#### Task instructions:
From the entries that follow, pick out all lines holding "counts".

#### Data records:
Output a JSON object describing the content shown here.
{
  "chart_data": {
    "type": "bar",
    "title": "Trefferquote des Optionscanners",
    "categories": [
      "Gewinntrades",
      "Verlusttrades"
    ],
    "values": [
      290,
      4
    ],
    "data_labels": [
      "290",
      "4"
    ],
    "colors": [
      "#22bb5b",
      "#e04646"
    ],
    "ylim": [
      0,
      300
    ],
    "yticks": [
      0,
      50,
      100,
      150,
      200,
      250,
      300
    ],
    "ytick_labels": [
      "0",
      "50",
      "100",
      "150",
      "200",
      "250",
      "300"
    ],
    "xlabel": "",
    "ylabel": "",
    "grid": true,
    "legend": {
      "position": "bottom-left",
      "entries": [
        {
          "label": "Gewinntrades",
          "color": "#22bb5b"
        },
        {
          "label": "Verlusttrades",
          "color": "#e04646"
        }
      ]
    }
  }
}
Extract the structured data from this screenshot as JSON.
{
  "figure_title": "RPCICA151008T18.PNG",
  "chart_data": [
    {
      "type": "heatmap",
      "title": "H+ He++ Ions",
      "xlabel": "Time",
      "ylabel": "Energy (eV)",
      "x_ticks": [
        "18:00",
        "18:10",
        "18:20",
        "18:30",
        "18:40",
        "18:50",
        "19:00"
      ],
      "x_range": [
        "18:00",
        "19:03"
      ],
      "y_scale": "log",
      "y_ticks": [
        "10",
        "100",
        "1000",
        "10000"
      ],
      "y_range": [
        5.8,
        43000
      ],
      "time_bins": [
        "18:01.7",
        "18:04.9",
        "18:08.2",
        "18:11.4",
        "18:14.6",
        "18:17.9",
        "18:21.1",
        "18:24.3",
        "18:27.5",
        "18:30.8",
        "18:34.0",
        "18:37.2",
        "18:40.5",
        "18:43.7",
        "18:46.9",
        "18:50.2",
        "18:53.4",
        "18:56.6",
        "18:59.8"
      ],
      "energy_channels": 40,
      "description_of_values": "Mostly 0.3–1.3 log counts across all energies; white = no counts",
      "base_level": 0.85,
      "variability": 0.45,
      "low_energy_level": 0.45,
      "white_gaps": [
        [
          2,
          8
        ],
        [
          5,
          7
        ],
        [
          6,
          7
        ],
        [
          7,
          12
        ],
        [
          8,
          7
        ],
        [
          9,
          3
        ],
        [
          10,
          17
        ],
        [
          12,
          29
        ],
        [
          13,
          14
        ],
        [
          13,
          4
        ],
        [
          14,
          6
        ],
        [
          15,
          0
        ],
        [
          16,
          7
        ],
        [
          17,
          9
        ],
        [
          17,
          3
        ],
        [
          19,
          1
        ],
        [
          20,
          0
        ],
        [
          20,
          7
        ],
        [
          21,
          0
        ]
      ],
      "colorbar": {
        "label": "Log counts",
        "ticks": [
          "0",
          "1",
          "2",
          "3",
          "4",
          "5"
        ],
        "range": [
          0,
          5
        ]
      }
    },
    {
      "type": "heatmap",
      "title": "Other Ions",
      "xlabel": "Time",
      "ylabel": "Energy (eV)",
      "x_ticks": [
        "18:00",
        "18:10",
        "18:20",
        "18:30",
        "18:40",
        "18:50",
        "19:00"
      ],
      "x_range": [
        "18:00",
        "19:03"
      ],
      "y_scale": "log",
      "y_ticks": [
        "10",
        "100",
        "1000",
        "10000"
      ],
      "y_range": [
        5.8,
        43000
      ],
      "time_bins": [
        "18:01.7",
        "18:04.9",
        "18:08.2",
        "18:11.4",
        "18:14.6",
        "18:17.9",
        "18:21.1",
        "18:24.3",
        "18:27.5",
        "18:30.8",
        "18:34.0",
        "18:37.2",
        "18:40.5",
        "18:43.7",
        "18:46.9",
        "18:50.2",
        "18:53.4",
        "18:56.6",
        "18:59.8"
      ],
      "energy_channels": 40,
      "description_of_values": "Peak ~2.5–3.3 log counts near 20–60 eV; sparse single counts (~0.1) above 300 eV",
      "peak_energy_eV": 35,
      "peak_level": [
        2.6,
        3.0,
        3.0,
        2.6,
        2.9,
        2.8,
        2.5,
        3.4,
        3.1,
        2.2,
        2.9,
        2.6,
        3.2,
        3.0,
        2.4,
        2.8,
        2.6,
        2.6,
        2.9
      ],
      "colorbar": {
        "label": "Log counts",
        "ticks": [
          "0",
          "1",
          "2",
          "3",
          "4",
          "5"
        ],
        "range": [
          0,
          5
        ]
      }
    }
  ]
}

==

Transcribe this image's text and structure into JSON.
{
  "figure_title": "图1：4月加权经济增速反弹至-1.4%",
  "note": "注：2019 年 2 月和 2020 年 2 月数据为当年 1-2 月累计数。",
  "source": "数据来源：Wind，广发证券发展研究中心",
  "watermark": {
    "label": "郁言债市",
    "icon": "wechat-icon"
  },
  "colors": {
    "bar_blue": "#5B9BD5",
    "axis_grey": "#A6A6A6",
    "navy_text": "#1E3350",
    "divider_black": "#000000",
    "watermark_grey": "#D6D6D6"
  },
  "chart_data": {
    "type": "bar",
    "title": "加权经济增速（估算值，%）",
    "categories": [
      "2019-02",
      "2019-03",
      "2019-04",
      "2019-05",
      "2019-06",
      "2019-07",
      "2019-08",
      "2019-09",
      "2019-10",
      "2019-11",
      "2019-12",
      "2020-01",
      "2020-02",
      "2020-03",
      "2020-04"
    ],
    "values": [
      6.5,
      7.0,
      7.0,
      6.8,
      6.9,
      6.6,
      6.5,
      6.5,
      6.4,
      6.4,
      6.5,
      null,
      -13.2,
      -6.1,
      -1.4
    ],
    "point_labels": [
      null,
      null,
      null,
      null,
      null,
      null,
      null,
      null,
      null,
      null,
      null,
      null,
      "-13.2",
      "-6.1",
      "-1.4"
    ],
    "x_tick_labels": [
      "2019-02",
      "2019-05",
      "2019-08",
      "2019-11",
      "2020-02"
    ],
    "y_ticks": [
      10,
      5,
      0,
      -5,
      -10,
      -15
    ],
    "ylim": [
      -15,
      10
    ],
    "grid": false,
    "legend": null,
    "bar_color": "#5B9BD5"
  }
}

#### In response:
      "description_of_values": "Mostly 0.3–1.3 log counts across all energies; white = no counts",
        "label": "Log counts",
      "description_of_values": "Peak ~2.5–3.3 log counts near 20–60 eV; sparse single counts (~0.1) above 300 eV",
        "label": "Log counts",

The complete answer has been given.